Exercise objective: Continue the abstract below on stretch-sensitization of heart contractility, starting right after its final sentence.

Exercise text:
Aim: 

The "stretch-sensitization" response is essential to the regulation of heart contractility. The cellular mechanisms of this modulation, the Frank-Starling law, are still uncertain. Moreover, their alterations in heart failure remain controversial.

Methods: 

We combined in this study micromechanical experiments on skinned rat myocytes and biochemical analysis (Western blot) on skinned strips of myocardium both isolated from the epicardial and endocardial layer.

Results: 

We show a non-uniform stretch-sensitisation of myofilament activation across the ventricular wall. Together with the length-dependent component seen in all cells attributable to interfilament lattice spacing, sub-endocardial cells that are stiffer than sub-epicardial cells also demonstrate a strain-dependent component. This later component of myofilament activation is not correlated with troponin I or titin. Instead, in sub-endocardial tissues specifically, we observe that strain activates phosphorylation of myosin light chain VLC2b. Strain-dependency of contractile properties and phosphorylation of VLC2b are lost in a rat model of post-myocardial infarction.

(Document layout analysis entries)
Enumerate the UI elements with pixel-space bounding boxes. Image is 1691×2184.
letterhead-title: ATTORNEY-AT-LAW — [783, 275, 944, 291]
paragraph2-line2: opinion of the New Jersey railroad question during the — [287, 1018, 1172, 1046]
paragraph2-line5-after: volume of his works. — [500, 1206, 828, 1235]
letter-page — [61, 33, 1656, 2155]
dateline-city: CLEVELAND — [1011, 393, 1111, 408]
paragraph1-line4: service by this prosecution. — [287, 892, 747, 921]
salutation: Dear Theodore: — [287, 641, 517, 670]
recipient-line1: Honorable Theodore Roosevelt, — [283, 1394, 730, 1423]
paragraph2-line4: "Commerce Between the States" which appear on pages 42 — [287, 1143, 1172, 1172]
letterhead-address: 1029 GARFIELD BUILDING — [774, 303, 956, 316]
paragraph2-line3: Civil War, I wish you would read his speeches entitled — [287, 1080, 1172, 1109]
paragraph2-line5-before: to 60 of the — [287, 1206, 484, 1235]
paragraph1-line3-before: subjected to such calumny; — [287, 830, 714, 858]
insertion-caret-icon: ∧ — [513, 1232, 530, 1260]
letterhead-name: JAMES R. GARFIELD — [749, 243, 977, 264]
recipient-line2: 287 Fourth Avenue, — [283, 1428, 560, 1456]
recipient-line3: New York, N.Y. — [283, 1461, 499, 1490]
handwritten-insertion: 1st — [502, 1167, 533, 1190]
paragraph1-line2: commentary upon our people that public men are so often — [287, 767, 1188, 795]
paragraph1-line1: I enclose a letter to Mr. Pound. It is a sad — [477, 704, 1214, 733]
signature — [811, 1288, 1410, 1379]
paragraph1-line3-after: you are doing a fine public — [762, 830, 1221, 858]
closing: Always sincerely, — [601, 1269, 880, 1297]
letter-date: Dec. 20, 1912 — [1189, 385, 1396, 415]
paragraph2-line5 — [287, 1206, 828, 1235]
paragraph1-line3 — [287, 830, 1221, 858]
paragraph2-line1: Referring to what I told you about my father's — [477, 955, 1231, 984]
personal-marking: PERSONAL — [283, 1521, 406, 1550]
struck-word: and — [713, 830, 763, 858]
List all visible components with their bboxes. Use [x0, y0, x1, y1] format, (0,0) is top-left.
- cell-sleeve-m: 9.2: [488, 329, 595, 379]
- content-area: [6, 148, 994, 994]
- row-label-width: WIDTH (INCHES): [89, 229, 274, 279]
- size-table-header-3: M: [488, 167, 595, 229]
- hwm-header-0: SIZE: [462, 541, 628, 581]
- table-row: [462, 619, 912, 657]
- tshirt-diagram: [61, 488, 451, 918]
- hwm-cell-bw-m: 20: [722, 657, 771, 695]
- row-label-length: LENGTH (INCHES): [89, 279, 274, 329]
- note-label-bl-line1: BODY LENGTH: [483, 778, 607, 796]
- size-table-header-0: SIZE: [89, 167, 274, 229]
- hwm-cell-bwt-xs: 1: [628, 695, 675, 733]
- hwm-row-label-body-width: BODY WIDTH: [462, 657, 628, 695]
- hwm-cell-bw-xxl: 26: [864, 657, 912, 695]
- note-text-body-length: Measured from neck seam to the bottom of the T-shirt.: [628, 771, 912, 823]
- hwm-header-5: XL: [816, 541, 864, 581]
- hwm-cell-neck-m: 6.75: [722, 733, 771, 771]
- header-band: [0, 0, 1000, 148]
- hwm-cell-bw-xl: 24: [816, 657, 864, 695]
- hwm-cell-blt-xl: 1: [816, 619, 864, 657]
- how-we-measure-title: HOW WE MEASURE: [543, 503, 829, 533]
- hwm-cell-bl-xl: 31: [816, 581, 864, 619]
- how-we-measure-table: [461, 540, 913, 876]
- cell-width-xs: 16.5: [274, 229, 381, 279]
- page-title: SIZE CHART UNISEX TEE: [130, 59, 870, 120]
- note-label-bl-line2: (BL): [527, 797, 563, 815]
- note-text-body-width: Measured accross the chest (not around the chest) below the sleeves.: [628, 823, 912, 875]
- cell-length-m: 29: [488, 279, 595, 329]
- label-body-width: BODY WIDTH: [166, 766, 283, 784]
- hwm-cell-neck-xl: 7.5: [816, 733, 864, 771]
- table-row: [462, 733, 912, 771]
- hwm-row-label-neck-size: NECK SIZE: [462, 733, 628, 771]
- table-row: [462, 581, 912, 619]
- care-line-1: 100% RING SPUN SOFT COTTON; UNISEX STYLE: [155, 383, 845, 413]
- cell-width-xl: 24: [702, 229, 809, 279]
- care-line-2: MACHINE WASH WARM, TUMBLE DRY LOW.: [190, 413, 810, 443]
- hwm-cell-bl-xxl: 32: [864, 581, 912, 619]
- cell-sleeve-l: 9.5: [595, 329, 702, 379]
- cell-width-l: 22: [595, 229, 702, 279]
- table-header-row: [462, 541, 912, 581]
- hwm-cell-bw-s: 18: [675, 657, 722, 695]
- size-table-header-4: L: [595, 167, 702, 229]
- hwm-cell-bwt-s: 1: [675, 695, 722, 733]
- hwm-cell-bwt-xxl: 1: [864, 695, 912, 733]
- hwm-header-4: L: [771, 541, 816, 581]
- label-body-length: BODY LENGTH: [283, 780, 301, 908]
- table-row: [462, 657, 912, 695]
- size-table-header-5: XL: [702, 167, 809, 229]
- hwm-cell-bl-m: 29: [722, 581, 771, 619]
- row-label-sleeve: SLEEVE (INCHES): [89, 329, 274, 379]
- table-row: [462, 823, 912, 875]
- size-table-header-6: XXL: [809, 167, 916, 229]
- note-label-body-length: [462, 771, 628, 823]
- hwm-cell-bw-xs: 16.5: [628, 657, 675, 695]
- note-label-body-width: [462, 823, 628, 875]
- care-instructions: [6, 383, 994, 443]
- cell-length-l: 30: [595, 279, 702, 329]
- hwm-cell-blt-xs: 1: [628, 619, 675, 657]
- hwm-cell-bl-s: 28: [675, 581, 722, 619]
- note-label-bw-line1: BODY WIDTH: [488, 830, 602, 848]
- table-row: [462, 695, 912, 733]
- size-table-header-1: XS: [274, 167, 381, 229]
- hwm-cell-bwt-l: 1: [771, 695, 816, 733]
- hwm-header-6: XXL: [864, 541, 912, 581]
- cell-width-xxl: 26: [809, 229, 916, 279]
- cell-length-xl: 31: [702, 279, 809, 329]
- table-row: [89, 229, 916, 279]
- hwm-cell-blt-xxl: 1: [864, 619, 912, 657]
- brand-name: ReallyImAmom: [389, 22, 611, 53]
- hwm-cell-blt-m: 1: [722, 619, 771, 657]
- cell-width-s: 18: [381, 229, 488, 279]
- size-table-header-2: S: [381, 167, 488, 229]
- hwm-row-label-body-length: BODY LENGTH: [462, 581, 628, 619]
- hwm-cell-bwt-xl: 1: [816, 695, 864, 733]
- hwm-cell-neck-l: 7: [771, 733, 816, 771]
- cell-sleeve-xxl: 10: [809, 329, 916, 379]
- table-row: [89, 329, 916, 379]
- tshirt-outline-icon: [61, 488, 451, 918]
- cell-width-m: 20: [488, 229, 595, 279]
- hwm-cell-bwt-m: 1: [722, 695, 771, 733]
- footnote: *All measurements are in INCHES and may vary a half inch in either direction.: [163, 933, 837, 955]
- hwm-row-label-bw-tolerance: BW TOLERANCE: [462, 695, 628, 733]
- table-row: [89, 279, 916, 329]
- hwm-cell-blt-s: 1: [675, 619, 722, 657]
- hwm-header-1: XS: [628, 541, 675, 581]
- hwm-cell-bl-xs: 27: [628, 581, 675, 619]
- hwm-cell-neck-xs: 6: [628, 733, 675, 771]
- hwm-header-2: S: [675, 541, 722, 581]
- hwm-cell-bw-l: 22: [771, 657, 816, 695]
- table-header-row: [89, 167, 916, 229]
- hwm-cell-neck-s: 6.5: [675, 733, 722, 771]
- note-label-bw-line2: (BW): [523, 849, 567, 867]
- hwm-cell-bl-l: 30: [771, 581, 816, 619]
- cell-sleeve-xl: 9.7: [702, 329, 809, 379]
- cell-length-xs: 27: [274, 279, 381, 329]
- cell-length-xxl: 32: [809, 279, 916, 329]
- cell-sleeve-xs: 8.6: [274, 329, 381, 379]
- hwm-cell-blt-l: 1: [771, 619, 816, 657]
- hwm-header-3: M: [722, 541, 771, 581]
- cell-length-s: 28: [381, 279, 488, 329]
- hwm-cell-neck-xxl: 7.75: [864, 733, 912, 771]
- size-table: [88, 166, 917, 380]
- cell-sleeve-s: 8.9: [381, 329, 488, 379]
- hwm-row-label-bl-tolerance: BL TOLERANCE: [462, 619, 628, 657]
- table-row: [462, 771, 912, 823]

Response to this exercise:
Conclusion: 

VLC2b phosphorylation appears to be a strain-dependent modulator of activation tuned within normal heart and altered in pathology. A transmural gradient of strain-dependent component of myofilament activation predominant in endocardium allows this tissue to participate equally to epicardium in ventricular contraction despite less constraint. The lost of transmural adaptation after myocardial infarction contributes to the development of cardiac insufficiency.